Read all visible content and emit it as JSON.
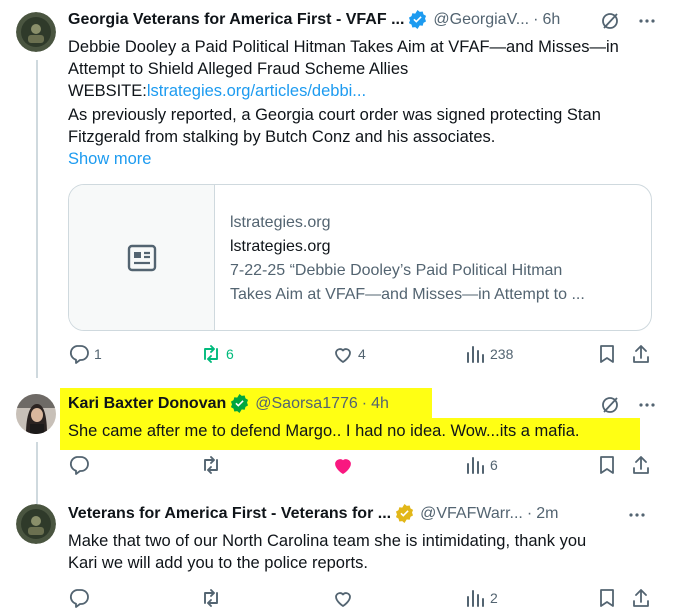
{
  "tweets": [
    {
      "display_name": "Georgia Veterans for America First - VFAF ...",
      "handle": "@GeorgiaV...",
      "time": "6h",
      "verified": "blue",
      "text_line1": "Debbie Dooley a Paid Political Hitman Takes Aim at VFAF—and Misses—in",
      "text_line2": "Attempt to Shield Alleged Fraud Scheme Allies",
      "website_label": "WEBSITE:",
      "website_link": "lstrategies.org/articles/debbi...",
      "text_line4": "As previously reported, a Georgia court order was signed protecting Stan",
      "text_line5": "Fitzgerald from stalking by Butch Conz and his associates.",
      "show_more": "Show more",
      "card": {
        "domain": "lstrategies.org",
        "title": "lstrategies.org",
        "desc_line1": "7-22-25 “Debbie Dooley’s Paid Political Hitman",
        "desc_line2": "Takes Aim at VFAF—and Misses—in Attempt to ..."
      },
      "replies": "1",
      "reposts": "6",
      "likes": "4",
      "views": "238"
    },
    {
      "display_name": "Kari Baxter Donovan",
      "handle": "@Saorsa1776",
      "time": "4h",
      "verified": "gold",
      "text": "She came after me to defend Margo.. I had no idea. Wow...its a mafia.",
      "replies": "",
      "reposts": "",
      "likes": "",
      "views": "6"
    },
    {
      "display_name": "Veterans for America First - Veterans for ...",
      "handle": "@VFAFWarr...",
      "time": "2m",
      "verified": "gold",
      "text_line1": "Make that two of our North Carolina team she is intimidating, thank you",
      "text_line2": "Kari we will add you to the police reports.",
      "replies": "",
      "reposts": "",
      "likes": "",
      "views": "2"
    }
  ],
  "colors": {
    "accent": "#1d9bf0",
    "repost_active": "#00ba7c",
    "like_active": "#f91880",
    "highlight": "#ffff14",
    "gold_badge": "#e2b719",
    "muted": "#536471"
  },
  "icons": [
    "grok-icon",
    "more-icon",
    "reply-icon",
    "repost-icon",
    "like-icon",
    "views-icon",
    "bookmark-icon",
    "share-icon",
    "article-icon",
    "verified-badge"
  ]
}
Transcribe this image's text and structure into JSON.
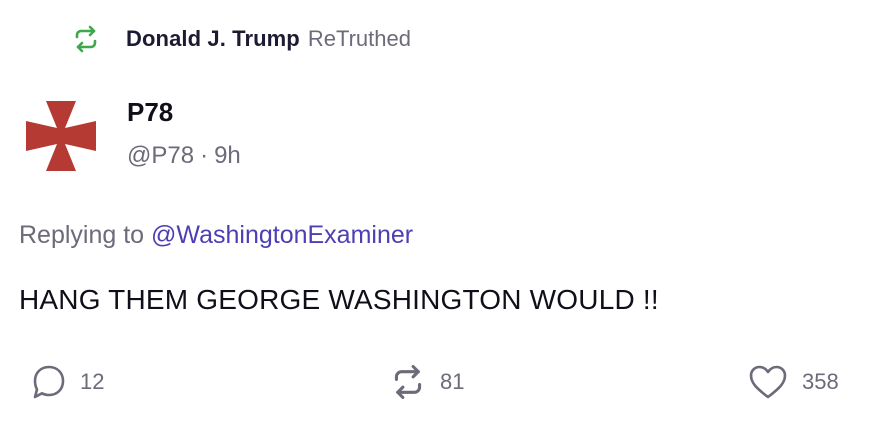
{
  "retruth": {
    "icon": "retruth-icon",
    "name": "Donald J. Trump",
    "verb": "ReTruthed",
    "color": "#3ea84b"
  },
  "author": {
    "avatar": "red-cross-avatar",
    "name": "P78",
    "handle": "@P78",
    "separator": "·",
    "time": "9h"
  },
  "reply": {
    "prefix": "Replying to",
    "handle": "@WashingtonExaminer",
    "handle_color": "#4d3fb3"
  },
  "post": {
    "text": "HANG THEM GEORGE WASHINGTON WOULD !!"
  },
  "actions": {
    "replies": {
      "icon": "reply-icon",
      "count": "12"
    },
    "retruths": {
      "icon": "retruth-icon",
      "count": "81"
    },
    "likes": {
      "icon": "heart-icon",
      "count": "358"
    }
  },
  "colors": {
    "muted": "#6b6b7a",
    "avatar_red": "#b53a33"
  }
}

▶ PROBLEM TO WORK ON
A faithful copy of the records above is needed, with the pictures left out.

▶ ANSWER BELOW
Read all visible content and emit it as JSON.
{
  "tweets": [
    {
      "display_name": "Georgia Veterans for America First - VFAF ...",
      "handle": "@GeorgiaV...",
      "time": "6h",
      "verified": "blue",
      "text_line1": "Debbie Dooley a Paid Political Hitman Takes Aim at VFAF—and Misses—in",
      "text_line2": "Attempt to Shield Alleged Fraud Scheme Allies",
      "website_label": "WEBSITE:",
      "website_link": "lstrategies.org/articles/debbi...",
      "text_line4": "As previously reported, a Georgia court order was signed protecting Stan",
      "text_line5": "Fitzgerald from stalking by Butch Conz and his associates.",
      "show_more": "Show more",
      "card": {
        "domain": "lstrategies.org",
        "title": "lstrategies.org",
        "desc_line1": "7-22-25 “Debbie Dooley’s Paid Political Hitman",
        "desc_line2": "Takes Aim at VFAF—and Misses—in Attempt to ..."
      },
      "replies": "1",
      "reposts": "6",
      "likes": "4",
      "views": "238"
    },
    {
      "display_name": "Kari Baxter Donovan",
      "handle": "@Saorsa1776",
      "time": "4h",
      "verified": "gold",
      "text": "She came after me to defend Margo.. I had no idea. Wow...its a mafia.",
      "replies": "",
      "reposts": "",
      "likes": "",
      "views": "6"
    },
    {
      "display_name": "Veterans for America First - Veterans for ...",
      "handle": "@VFAFWarr...",
      "time": "2m",
      "verified": "gold",
      "text_line1": "Make that two of our North Carolina team she is intimidating, thank you",
      "text_line2": "Kari we will add you to the police reports.",
      "replies": "",
      "reposts": "",
      "likes": "",
      "views": "2"
    }
  ],
  "colors": {
    "accent": "#1d9bf0",
    "repost_active": "#00ba7c",
    "like_active": "#f91880",
    "highlight": "#ffff14",
    "gold_badge": "#e2b719",
    "muted": "#536471"
  },
  "icons": [
    "grok-icon",
    "more-icon",
    "reply-icon",
    "repost-icon",
    "like-icon",
    "views-icon",
    "bookmark-icon",
    "share-icon",
    "article-icon",
    "verified-badge"
  ]
}
Transcribe this image's text and structure into JSON.
{
  "retruth": {
    "icon": "retruth-icon",
    "name": "Donald J. Trump",
    "verb": "ReTruthed",
    "color": "#3ea84b"
  },
  "author": {
    "avatar": "red-cross-avatar",
    "name": "P78",
    "handle": "@P78",
    "separator": "·",
    "time": "9h"
  },
  "reply": {
    "prefix": "Replying to",
    "handle": "@WashingtonExaminer",
    "handle_color": "#4d3fb3"
  },
  "post": {
    "text": "HANG THEM GEORGE WASHINGTON WOULD !!"
  },
  "actions": {
    "replies": {
      "icon": "reply-icon",
      "count": "12"
    },
    "retruths": {
      "icon": "retruth-icon",
      "count": "81"
    },
    "likes": {
      "icon": "heart-icon",
      "count": "358"
    }
  },
  "colors": {
    "muted": "#6b6b7a",
    "avatar_red": "#b53a33"
  }
}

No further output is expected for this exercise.